* Your instructions:
Every line that contains the word "title" should be copied out.
═══ Dataset rows
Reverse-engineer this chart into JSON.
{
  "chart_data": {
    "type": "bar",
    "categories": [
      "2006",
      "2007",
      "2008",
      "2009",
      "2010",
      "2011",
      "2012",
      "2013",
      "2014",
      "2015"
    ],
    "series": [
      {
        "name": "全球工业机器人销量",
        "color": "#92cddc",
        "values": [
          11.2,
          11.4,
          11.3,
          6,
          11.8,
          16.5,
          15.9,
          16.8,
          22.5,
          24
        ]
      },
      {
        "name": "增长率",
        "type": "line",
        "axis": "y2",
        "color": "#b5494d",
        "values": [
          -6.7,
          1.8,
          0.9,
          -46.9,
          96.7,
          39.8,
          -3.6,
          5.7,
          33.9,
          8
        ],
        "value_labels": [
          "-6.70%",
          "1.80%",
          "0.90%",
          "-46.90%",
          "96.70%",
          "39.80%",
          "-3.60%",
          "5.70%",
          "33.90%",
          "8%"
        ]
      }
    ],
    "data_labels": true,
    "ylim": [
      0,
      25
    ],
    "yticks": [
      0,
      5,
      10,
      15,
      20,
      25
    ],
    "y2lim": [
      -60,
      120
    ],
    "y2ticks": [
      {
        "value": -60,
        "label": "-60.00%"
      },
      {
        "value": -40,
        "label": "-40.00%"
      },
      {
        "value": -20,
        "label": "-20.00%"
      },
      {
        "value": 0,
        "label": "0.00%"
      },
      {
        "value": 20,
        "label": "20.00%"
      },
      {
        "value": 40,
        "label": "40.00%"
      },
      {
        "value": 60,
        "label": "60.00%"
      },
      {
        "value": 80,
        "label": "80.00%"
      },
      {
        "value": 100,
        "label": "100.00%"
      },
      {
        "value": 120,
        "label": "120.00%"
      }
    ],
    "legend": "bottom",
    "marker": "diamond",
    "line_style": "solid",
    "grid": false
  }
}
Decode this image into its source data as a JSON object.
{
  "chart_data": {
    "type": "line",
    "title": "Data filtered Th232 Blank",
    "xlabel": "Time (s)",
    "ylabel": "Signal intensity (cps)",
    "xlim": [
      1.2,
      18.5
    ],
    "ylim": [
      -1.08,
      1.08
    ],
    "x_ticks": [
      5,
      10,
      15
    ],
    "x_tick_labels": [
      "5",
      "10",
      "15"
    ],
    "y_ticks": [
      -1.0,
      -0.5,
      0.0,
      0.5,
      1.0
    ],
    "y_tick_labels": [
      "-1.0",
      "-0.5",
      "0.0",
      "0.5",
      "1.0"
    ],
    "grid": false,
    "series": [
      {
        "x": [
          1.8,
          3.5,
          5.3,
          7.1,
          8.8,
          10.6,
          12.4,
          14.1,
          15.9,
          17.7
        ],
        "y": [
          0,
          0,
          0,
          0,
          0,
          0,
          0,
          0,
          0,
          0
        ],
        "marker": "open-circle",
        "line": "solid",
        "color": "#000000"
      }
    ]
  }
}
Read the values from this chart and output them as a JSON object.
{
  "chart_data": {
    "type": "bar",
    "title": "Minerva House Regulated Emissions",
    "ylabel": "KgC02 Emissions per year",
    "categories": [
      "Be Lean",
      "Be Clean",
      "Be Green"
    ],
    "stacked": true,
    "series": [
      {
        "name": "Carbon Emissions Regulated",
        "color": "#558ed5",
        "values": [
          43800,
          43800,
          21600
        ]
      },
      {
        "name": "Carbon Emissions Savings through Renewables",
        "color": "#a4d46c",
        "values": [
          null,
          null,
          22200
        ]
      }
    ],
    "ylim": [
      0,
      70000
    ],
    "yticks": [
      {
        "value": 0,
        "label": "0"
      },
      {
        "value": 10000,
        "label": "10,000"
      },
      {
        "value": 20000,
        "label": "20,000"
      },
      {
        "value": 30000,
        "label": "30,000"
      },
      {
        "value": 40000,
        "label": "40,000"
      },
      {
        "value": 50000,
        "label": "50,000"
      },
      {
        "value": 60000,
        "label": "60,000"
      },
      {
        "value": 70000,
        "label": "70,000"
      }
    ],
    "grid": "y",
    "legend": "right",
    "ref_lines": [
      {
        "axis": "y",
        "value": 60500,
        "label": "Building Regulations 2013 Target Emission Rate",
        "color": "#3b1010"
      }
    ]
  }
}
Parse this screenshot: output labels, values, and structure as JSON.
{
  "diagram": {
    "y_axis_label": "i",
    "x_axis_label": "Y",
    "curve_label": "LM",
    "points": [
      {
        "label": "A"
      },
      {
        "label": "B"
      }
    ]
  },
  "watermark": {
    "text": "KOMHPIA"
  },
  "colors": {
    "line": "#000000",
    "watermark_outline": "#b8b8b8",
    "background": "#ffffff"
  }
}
══════
* The response:
    "title": "Data filtered Th232 Blank",
    "title": "Minerva House Regulated Emissions",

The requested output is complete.